* SUPPLIED DATA
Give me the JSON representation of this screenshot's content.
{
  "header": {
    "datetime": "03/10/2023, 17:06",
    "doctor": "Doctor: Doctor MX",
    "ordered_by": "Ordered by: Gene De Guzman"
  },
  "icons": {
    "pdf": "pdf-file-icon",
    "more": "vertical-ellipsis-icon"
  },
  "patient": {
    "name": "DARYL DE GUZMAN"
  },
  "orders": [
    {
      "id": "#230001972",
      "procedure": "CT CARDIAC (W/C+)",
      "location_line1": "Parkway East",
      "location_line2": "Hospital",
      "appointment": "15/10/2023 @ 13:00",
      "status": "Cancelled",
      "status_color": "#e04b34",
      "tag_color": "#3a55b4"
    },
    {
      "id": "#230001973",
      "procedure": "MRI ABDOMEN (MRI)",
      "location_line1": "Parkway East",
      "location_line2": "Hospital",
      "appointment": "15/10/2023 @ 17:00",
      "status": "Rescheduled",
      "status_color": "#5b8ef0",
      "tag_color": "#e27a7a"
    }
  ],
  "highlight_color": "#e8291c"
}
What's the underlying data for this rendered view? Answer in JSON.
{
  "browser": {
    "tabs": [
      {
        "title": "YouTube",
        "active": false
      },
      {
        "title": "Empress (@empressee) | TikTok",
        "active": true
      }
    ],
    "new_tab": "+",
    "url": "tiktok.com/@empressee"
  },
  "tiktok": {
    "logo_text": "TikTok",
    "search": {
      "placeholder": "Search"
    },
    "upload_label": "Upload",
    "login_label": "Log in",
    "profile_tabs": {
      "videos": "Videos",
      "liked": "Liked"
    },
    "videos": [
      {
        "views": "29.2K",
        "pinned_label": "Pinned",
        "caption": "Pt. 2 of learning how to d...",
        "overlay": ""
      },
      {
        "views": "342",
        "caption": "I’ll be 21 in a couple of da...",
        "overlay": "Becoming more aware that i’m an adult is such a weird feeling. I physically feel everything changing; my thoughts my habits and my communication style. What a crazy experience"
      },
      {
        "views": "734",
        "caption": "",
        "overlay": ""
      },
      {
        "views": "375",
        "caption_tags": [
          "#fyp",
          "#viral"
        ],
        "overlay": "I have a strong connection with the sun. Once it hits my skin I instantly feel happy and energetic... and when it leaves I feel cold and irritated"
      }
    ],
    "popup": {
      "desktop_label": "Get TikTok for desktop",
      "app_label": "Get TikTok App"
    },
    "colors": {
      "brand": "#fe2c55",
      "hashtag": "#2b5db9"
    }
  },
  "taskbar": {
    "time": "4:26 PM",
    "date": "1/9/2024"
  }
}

* TASK REQUIREMENTS
Find the string "title" in the material above. Then copy each line that has it.

* THE ANSWER
        "title": "YouTube",
        "title": "Empress (@empressee) | TikTok",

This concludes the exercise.